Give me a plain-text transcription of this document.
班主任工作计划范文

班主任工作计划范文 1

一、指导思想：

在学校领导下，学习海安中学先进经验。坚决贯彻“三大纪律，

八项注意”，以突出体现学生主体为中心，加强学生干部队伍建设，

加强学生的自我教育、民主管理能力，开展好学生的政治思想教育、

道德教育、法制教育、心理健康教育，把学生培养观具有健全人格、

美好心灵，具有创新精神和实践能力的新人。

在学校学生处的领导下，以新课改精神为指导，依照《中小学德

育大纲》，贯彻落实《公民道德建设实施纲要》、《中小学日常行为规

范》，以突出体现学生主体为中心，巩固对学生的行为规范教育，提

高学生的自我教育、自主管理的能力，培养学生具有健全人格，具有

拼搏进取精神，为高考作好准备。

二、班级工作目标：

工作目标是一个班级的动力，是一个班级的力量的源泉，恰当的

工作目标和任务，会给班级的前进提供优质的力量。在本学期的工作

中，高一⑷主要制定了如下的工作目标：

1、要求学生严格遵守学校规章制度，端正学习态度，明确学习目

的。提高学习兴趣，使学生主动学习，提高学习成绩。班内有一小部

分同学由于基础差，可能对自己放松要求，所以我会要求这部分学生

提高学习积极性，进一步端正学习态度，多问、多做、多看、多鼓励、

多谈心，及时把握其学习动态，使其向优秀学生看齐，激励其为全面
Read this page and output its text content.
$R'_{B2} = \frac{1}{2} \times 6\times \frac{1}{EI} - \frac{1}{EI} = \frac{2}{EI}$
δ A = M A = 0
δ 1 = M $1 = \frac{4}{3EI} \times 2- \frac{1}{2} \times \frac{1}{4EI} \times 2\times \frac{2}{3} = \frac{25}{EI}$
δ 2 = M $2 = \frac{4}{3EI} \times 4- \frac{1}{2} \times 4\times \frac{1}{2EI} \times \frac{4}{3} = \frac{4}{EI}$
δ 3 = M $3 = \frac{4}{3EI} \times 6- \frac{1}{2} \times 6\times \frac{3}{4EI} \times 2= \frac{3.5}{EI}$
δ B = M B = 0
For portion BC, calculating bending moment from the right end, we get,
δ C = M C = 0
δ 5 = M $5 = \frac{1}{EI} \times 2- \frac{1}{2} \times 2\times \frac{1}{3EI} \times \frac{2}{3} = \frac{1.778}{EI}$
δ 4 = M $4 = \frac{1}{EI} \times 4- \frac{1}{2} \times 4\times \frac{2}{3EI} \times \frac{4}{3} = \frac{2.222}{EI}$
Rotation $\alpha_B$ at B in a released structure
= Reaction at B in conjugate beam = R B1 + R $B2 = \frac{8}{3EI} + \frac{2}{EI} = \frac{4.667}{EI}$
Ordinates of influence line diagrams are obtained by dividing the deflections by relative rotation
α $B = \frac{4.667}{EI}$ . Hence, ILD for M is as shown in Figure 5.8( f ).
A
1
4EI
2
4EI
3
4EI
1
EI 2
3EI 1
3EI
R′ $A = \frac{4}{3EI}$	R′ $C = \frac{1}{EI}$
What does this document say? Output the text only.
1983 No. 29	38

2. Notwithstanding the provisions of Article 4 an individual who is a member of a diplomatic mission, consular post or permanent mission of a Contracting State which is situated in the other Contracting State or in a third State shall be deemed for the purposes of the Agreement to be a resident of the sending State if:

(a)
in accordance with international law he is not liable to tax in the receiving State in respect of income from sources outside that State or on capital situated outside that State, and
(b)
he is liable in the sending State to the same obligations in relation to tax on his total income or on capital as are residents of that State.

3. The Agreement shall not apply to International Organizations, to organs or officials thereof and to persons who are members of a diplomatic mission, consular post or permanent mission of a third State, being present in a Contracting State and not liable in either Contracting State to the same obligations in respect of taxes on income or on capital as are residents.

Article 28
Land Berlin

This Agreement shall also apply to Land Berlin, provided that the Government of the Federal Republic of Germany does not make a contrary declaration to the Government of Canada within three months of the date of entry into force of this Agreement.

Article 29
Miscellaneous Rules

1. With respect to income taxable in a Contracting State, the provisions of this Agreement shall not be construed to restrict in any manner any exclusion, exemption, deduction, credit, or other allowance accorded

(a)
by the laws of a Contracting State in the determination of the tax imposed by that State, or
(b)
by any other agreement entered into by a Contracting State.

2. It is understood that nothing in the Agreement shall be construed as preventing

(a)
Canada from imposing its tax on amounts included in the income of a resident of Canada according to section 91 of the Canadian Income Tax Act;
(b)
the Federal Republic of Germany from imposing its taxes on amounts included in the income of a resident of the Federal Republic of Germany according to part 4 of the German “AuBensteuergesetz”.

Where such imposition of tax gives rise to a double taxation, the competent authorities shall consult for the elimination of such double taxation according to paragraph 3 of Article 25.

════════════════════

**Given exercise:**
Recopy all the lines exactly as they appear.

**Result:**
Give me a plain-text transcription of this document.
班主任工作计划范文

班主任工作计划范文 1

一、指导思想：

在学校领导下，学习海安中学先进经验。坚决贯彻“三大纪律，

八项注意”，以突出体现学生主体为中心，加强学生干部队伍建设，

加强学生的自我教育、民主管理能力，开展好学生的政治思想教育、

道德教育、法制教育、心理健康教育，把学生培养观具有健全人格、

美好心灵，具有创新精神和实践能力的新人。

在学校学生处的领导下，以新课改精神为指导，依照《中小学德

育大纲》，贯彻落实《公民道德建设实施纲要》、《中小学日常行为规

范》，以突出体现学生主体为中心，巩固对学生的行为规范教育，提

高学生的自我教育、自主管理的能力，培养学生具有健全人格，具有

拼搏进取精神，为高考作好准备。

二、班级工作目标：

工作目标是一个班级的动力，是一个班级的力量的源泉，恰当的

工作目标和任务，会给班级的前进提供优质的力量。在本学期的工作

中，高一⑷主要制定了如下的工作目标：

1、要求学生严格遵守学校规章制度，端正学习态度，明确学习目

的。提高学习兴趣，使学生主动学习，提高学习成绩。班内有一小部

分同学由于基础差，可能对自己放松要求，所以我会要求这部分学生

提高学习积极性，进一步端正学习态度，多问、多做、多看、多鼓励、

多谈心，及时把握其学习动态，使其向优秀学生看齐，激励其为全面
Read this page and output its text content.
$R'_{B2} = \frac{1}{2} \times 6\times \frac{1}{EI} - \frac{1}{EI} = \frac{2}{EI}$
δ A = M A = 0
δ 1 = M $1 = \frac{4}{3EI} \times 2- \frac{1}{2} \times \frac{1}{4EI} \times 2\times \frac{2}{3} = \frac{25}{EI}$
δ 2 = M $2 = \frac{4}{3EI} \times 4- \frac{1}{2} \times 4\times \frac{1}{2EI} \times \frac{4}{3} = \frac{4}{EI}$
δ 3 = M $3 = \frac{4}{3EI} \times 6- \frac{1}{2} \times 6\times \frac{3}{4EI} \times 2= \frac{3.5}{EI}$
δ B = M B = 0
For portion BC, calculating bending moment from the right end, we get,
δ C = M C = 0
δ 5 = M $5 = \frac{1}{EI} \times 2- \frac{1}{2} \times 2\times \frac{1}{3EI} \times \frac{2}{3} = \frac{1.778}{EI}$
δ 4 = M $4 = \frac{1}{EI} \times 4- \frac{1}{2} \times 4\times \frac{2}{3EI} \times \frac{4}{3} = \frac{2.222}{EI}$
Rotation $\alpha_B$ at B in a released structure
= Reaction at B in conjugate beam = R B1 + R $B2 = \frac{8}{3EI} + \frac{2}{EI} = \frac{4.667}{EI}$
Ordinates of influence line diagrams are obtained by dividing the deflections by relative rotation
α $B = \frac{4.667}{EI}$ . Hence, ILD for M is as shown in Figure 5.8( f ).
A
1
4EI
2
4EI
3
4EI
1
EI 2
3EI 1
3EI
R′ $A = \frac{4}{3EI}$	R′ $C = \frac{1}{EI}$
What does this document say? Output the text only.
1983 No. 29	38

2. Notwithstanding the provisions of Article 4 an individual who is a member of a diplomatic mission, consular post or permanent mission of a Contracting State which is situated in the other Contracting State or in a third State shall be deemed for the purposes of the Agreement to be a resident of the sending State if:

(a)
in accordance with international law he is not liable to tax in the receiving State in respect of income from sources outside that State or on capital situated outside that State, and
(b)
he is liable in the sending State to the same obligations in relation to tax on his total income or on capital as are residents of that State.

3. The Agreement shall not apply to International Organizations, to organs or officials thereof and to persons who are members of a diplomatic mission, consular post or permanent mission of a third State, being present in a Contracting State and not liable in either Contracting State to the same obligations in respect of taxes on income or on capital as are residents.

Article 28
Land Berlin

This Agreement shall also apply to Land Berlin, provided that the Government of the Federal Republic of Germany does not make a contrary declaration to the Government of Canada within three months of the date of entry into force of this Agreement.

Article 29
Miscellaneous Rules

1. With respect to income taxable in a Contracting State, the provisions of this Agreement shall not be construed to restrict in any manner any exclusion, exemption, deduction, credit, or other allowance accorded

(a)
by the laws of a Contracting State in the determination of the tax imposed by that State, or
(b)
by any other agreement entered into by a Contracting State.

2. It is understood that nothing in the Agreement shall be construed as preventing

(a)
Canada from imposing its tax on amounts included in the income of a resident of Canada according to section 91 of the Canadian Income Tax Act;
(b)
the Federal Republic of Germany from imposing its taxes on amounts included in the income of a resident of the Federal Republic of Germany according to part 4 of the German “AuBensteuergesetz”.

Where such imposition of tax gives rise to a double taxation, the competent authorities shall consult for the elimination of such double taxation according to paragraph 3 of Article 25.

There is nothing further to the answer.